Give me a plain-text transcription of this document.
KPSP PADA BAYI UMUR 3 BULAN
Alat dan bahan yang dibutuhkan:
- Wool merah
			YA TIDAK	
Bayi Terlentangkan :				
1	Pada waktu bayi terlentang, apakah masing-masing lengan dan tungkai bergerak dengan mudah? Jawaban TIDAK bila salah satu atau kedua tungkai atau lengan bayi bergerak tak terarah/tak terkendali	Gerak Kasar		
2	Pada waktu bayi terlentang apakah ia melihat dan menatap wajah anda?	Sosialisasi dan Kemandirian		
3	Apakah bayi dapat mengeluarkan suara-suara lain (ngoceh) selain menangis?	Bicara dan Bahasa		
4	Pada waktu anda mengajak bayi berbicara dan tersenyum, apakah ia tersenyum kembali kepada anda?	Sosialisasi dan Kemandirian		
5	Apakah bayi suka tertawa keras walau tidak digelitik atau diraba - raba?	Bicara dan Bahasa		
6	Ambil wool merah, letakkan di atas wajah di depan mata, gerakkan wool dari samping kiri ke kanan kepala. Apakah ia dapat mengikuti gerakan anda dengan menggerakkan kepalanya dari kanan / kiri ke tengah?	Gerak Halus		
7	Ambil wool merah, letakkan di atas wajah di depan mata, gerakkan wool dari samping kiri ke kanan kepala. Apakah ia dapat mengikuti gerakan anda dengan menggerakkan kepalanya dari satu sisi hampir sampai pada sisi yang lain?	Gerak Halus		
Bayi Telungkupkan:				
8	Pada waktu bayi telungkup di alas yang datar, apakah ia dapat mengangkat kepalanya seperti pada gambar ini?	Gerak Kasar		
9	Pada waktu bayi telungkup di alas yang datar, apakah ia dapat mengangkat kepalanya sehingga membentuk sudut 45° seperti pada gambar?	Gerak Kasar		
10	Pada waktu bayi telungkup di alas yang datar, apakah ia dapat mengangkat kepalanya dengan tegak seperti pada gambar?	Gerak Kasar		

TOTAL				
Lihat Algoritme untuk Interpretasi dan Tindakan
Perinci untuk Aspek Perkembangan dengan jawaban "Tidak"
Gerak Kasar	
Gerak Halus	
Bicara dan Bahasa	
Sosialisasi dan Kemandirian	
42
···
» Task instructions
Extract all lines containing the word "Sosialisasi".

» Answer for this exercise
2	Pada waktu bayi terlentang apakah ia melihat dan menatap wajah anda?	Sosialisasi dan Kemandirian		
4	Pada waktu anda mengajak bayi berbicara dan tersenyum, apakah ia tersenyum kembali kepada anda?	Sosialisasi dan Kemandirian		
Sosialisasi dan Kemandirian	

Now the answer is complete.